» Goal:
In the listing below, locate the lines bearing the word "Network". Copy every one of them.

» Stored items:
※ ※ ※

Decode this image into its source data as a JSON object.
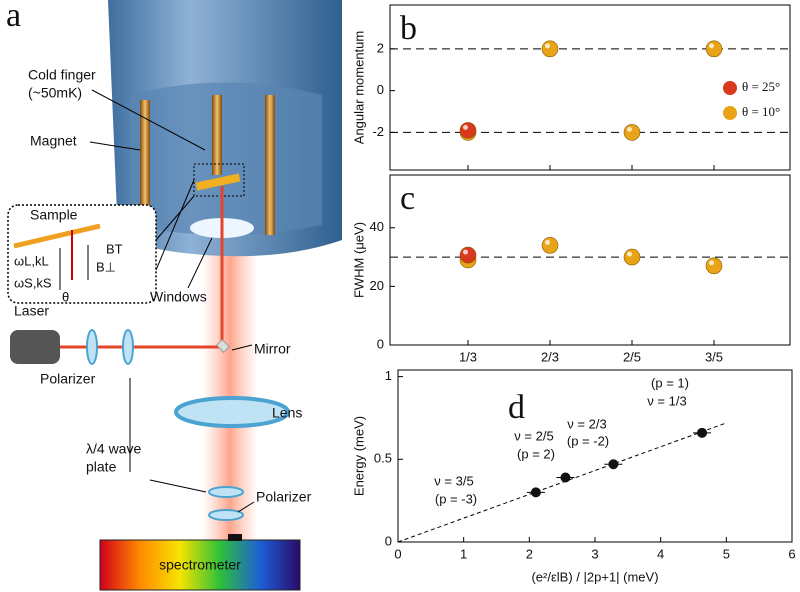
{
  "diagram": {
    "panel_label": "a",
    "labels": {
      "cold_finger": "Cold finger",
      "cold_finger_temp": "(~50mK)",
      "magnet": "Magnet",
      "sample": "Sample",
      "omega_l": "ωL,kL",
      "omega_s": "ωS,kS",
      "theta": "θ",
      "b_perp": "B⊥",
      "b_t": "BT",
      "windows": "Windows",
      "laser": "Laser",
      "mirror": "Mirror",
      "polarizer_1": "Polarizer",
      "lens": "Lens",
      "wave_plate_1": "λ/4 wave",
      "wave_plate_2": "plate",
      "polarizer_2": "Polarizer",
      "spectrometer": "spectrometer"
    }
  },
  "chart_data": [
    {
      "type": "scatter",
      "panel_label": "b",
      "ylabel": "Angular momentum",
      "ylim": [
        -3.8,
        4.1
      ],
      "yticks": [
        -2,
        0,
        2
      ],
      "hlines": [
        2,
        -2
      ],
      "legend": "right",
      "series": [
        {
          "name": "θ = 25°",
          "color": "#d9381e",
          "values": [
            -2,
            null,
            null,
            null
          ]
        },
        {
          "name": "θ = 10°",
          "color": "#e8a317",
          "values": [
            -2,
            2,
            -2,
            2
          ]
        }
      ]
    },
    {
      "type": "scatter",
      "panel_label": "c",
      "ylabel": "FWHM (μeV)",
      "categories": [
        "1/3",
        "2/3",
        "2/5",
        "3/5"
      ],
      "ylim": [
        0,
        58
      ],
      "yticks": [
        0,
        20,
        40
      ],
      "hlines": [
        30
      ],
      "series": [
        {
          "color": "#d9381e",
          "values": [
            30,
            null,
            null,
            null
          ]
        },
        {
          "color": "#e8a317",
          "values": [
            29,
            34,
            30,
            27
          ]
        }
      ]
    },
    {
      "type": "xy",
      "panel_label": "d",
      "xlabel": "(e²/εlB) / |2p+1|  (meV)",
      "ylabel": "Energy (meV)",
      "xlim": [
        0,
        6
      ],
      "ylim": [
        0,
        1.04
      ],
      "xticks": [
        0,
        1,
        2,
        3,
        4,
        5,
        6
      ],
      "yticks": [
        0,
        0.5,
        1
      ],
      "x": [
        2.1,
        2.55,
        3.28,
        4.63
      ],
      "values": [
        0.3,
        0.39,
        0.47,
        0.66
      ],
      "color": "#111111",
      "fit": {
        "x": [
          0,
          5
        ],
        "values": [
          0,
          0.72
        ]
      },
      "annotations": [
        "ν = 3/5",
        "(p = -3)",
        "ν = 2/5",
        "(p = 2)",
        "ν = 2/3",
        "(p = -2)",
        "ν = 1/3",
        "(p = 1)"
      ]
    }
  ]
}
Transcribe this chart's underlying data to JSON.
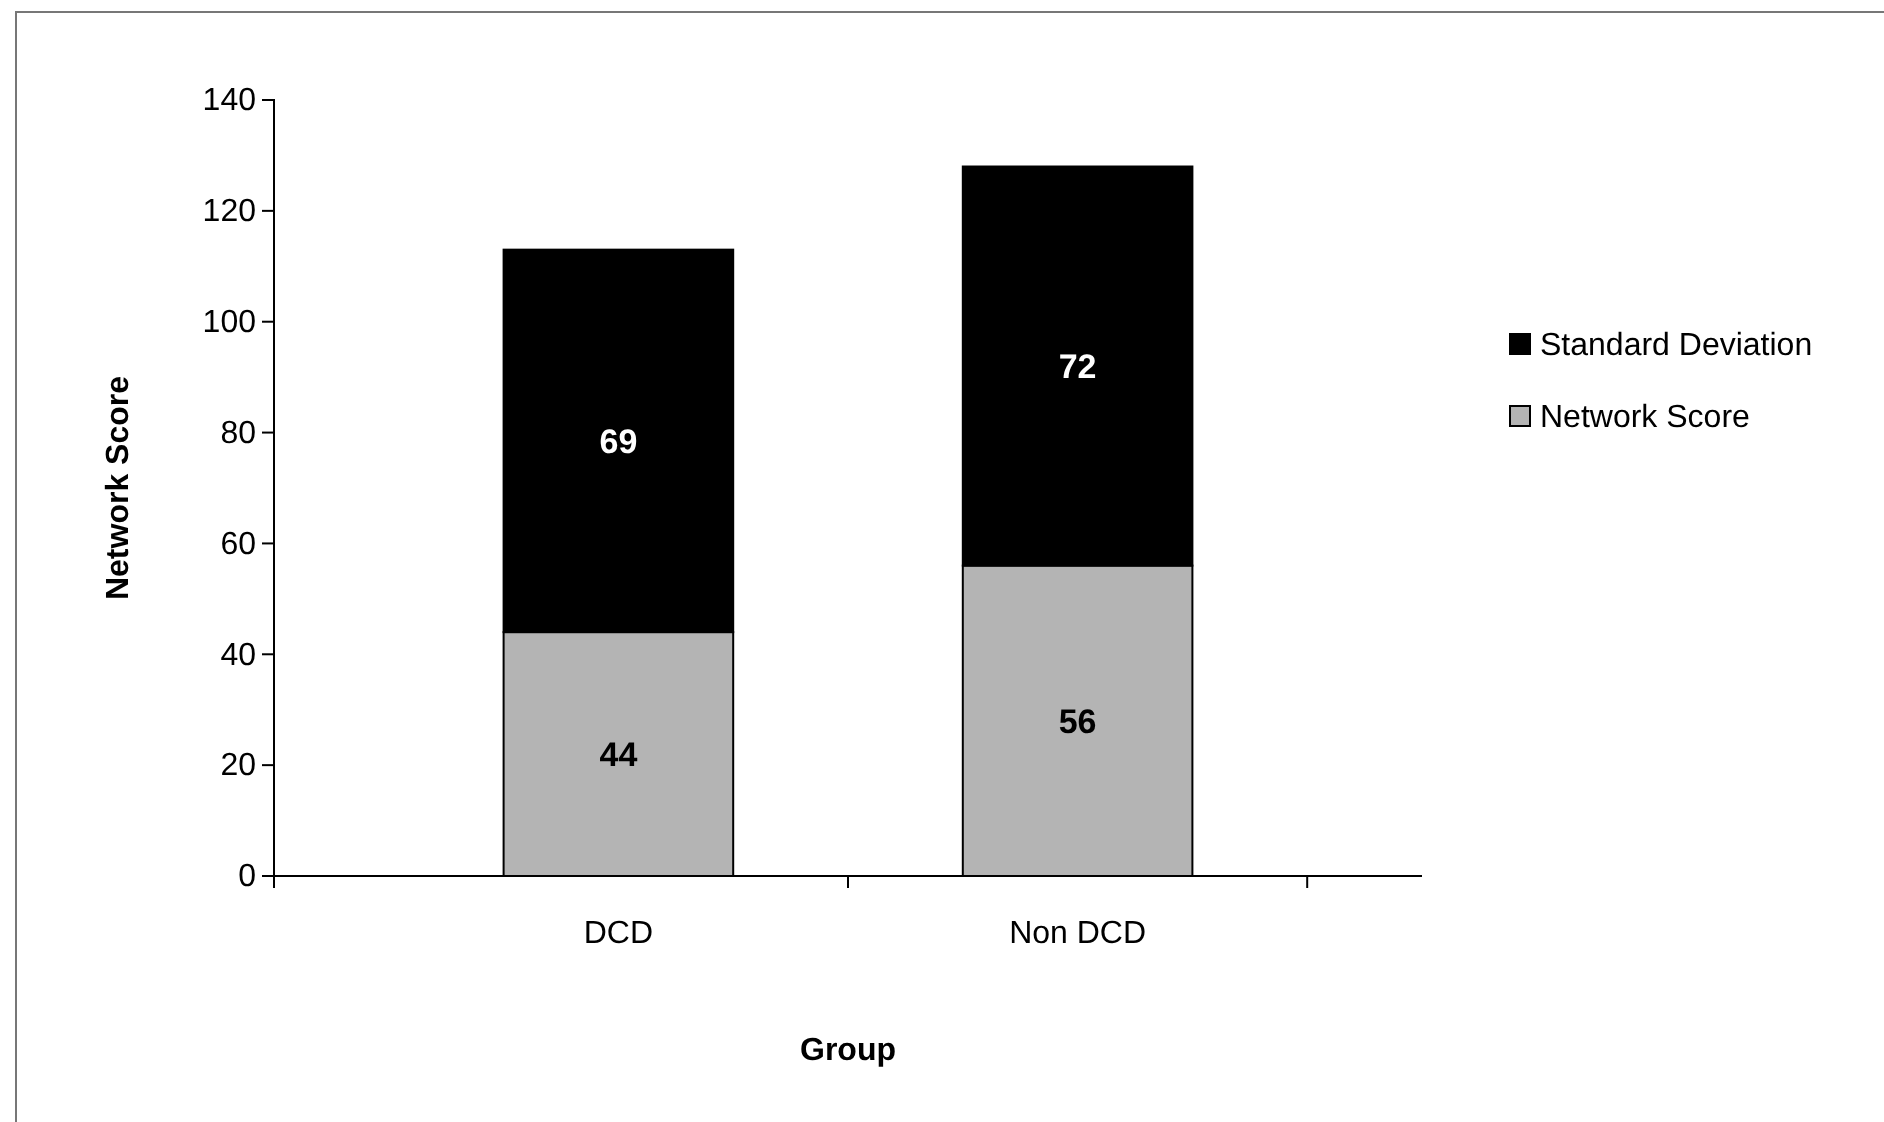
{
  "chart_data": {
    "type": "bar",
    "stacked": true,
    "xlabel": "Group",
    "ylabel": "Network Score",
    "categories": [
      "DCD",
      "Non DCD"
    ],
    "series": [
      {
        "name": "Network Score",
        "color": "#b4b4b4",
        "values": [
          44,
          56
        ]
      },
      {
        "name": "Standard Deviation",
        "color": "#000000",
        "values": [
          69,
          72
        ]
      }
    ],
    "ylim": [
      0,
      140
    ],
    "yticks": [
      0,
      20,
      40,
      60,
      80,
      100,
      120,
      140
    ],
    "data_labels": true,
    "legend": "right"
  }
}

※ ※ ※

» Exercise solution:
    "ylabel": "Network Score",
        "name": "Network Score",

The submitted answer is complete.